EXERCISE GOAL:
Reproduce the listing below without changes, except that pictures are left out.

Recorded data

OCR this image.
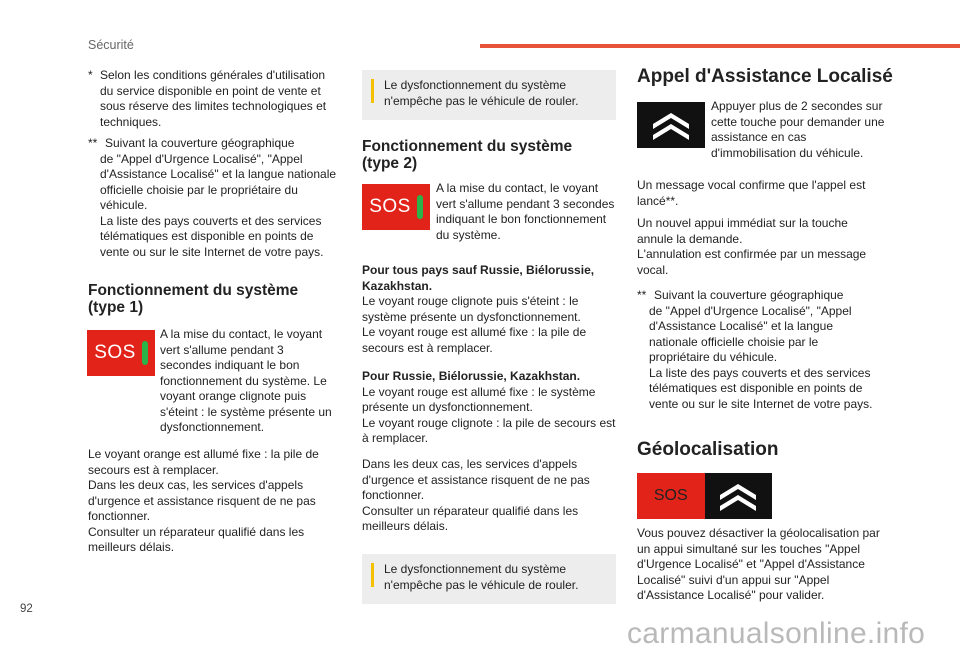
Sécurité
* Selon les conditions générales d'utilisation du service disponible en point de vente et sous réserve des limites technologiques et techniques.

** Suivant la couverture géographique

de "Appel d'Urgence Localisé", "Appel d'Assistance Localisé" et la langue nationale officielle choisie par le propriétaire du véhicule.

La liste des pays couverts et des services télématiques est disponible en points de vente ou sur le site Internet de votre pays.

Fonctionnement du système
(type 1)
SOS

A la mise du contact, le voyant vert s'allume pendant 3 secondes indiquant le bon fonctionnement du système. Le voyant orange clignote puis s'éteint : le système présente un dysfonctionnement.

Le voyant orange est allumé fixe : la pile de secours est à remplacer.

Dans les deux cas, les services d'appels d'urgence et assistance risquent de ne pas fonctionner.

Consulter un réparateur qualifié dans les meilleurs délais.

Le dysfonctionnement du système n'empêche pas le véhicule de rouler.

Fonctionnement du système
(type 2)
SOS

A la mise du contact, le voyant vert s'allume pendant 3 secondes indiquant le bon fonctionnement du système.

Pour tous pays sauf Russie, Biélorussie, Kazakhstan.

Le voyant rouge clignote puis s'éteint : le système présente un dysfonctionnement.

Le voyant rouge est allumé fixe : la pile de secours est à remplacer.

Pour Russie, Biélorussie, Kazakhstan.

Le voyant rouge est allumé fixe : le système présente un dysfonctionnement.

Le voyant rouge clignote : la pile de secours est à remplacer.

Dans les deux cas, les services d'appels d'urgence et assistance risquent de ne pas fonctionner.

Consulter un réparateur qualifié dans les meilleurs délais.

Le dysfonctionnement du système n'empêche pas le véhicule de rouler.

Appel d'Assistance Localisé

Appuyer plus de 2 secondes sur cette touche pour demander une assistance en cas d'immobilisation du véhicule.

Un message vocal confirme que l'appel est lancé**.

Un nouvel appui immédiat sur la touche annule la demande.

L'annulation est confirmée par un message vocal.

** Suivant la couverture géographique

de "Appel d'Urgence Localisé", "Appel d'Assistance Localisé" et la langue nationale officielle choisie par le propriétaire du véhicule.

La liste des pays couverts et des services télématiques est disponible en points de vente ou sur le site Internet de votre pays.

Géolocalisation
SOS

Vous pouvez désactiver la géolocalisation par un appui simultané sur les touches "Appel d'Urgence Localisé" et "Appel d'Assistance Localisé" suivi d'un appui sur "Appel d'Assistance Localisé" pour valider.

92
carmanualsonline.info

TASK SOLUTION:
OCR this image.
Sécurité
* Selon les conditions générales d'utilisation du service disponible en point de vente et sous réserve des limites technologiques et techniques.

** Suivant la couverture géographique

de "Appel d'Urgence Localisé", "Appel d'Assistance Localisé" et la langue nationale officielle choisie par le propriétaire du véhicule.

La liste des pays couverts et des services télématiques est disponible en points de vente ou sur le site Internet de votre pays.

Fonctionnement du système
(type 1)
SOS

A la mise du contact, le voyant vert s'allume pendant 3 secondes indiquant le bon fonctionnement du système. Le voyant orange clignote puis s'éteint : le système présente un dysfonctionnement.

Le voyant orange est allumé fixe : la pile de secours est à remplacer.

Dans les deux cas, les services d'appels d'urgence et assistance risquent de ne pas fonctionner.

Consulter un réparateur qualifié dans les meilleurs délais.

Le dysfonctionnement du système n'empêche pas le véhicule de rouler.

Fonctionnement du système
(type 2)
SOS

A la mise du contact, le voyant vert s'allume pendant 3 secondes indiquant le bon fonctionnement du système.

Pour tous pays sauf Russie, Biélorussie, Kazakhstan.

Le voyant rouge clignote puis s'éteint : le système présente un dysfonctionnement.

Le voyant rouge est allumé fixe : la pile de secours est à remplacer.

Pour Russie, Biélorussie, Kazakhstan.

Le voyant rouge est allumé fixe : le système présente un dysfonctionnement.

Le voyant rouge clignote : la pile de secours est à remplacer.

Dans les deux cas, les services d'appels d'urgence et assistance risquent de ne pas fonctionner.

Consulter un réparateur qualifié dans les meilleurs délais.

Le dysfonctionnement du système n'empêche pas le véhicule de rouler.

Appel d'Assistance Localisé

Appuyer plus de 2 secondes sur cette touche pour demander une assistance en cas d'immobilisation du véhicule.

Un message vocal confirme que l'appel est lancé**.

Un nouvel appui immédiat sur la touche annule la demande.

L'annulation est confirmée par un message vocal.

** Suivant la couverture géographique

de "Appel d'Urgence Localisé", "Appel d'Assistance Localisé" et la langue nationale officielle choisie par le propriétaire du véhicule.

La liste des pays couverts et des services télématiques est disponible en points de vente ou sur le site Internet de votre pays.

Géolocalisation
SOS

Vous pouvez désactiver la géolocalisation par un appui simultané sur les touches "Appel d'Urgence Localisé" et "Appel d'Assistance Localisé" suivi d'un appui sur "Appel d'Assistance Localisé" pour valider.

92
carmanualsonline.info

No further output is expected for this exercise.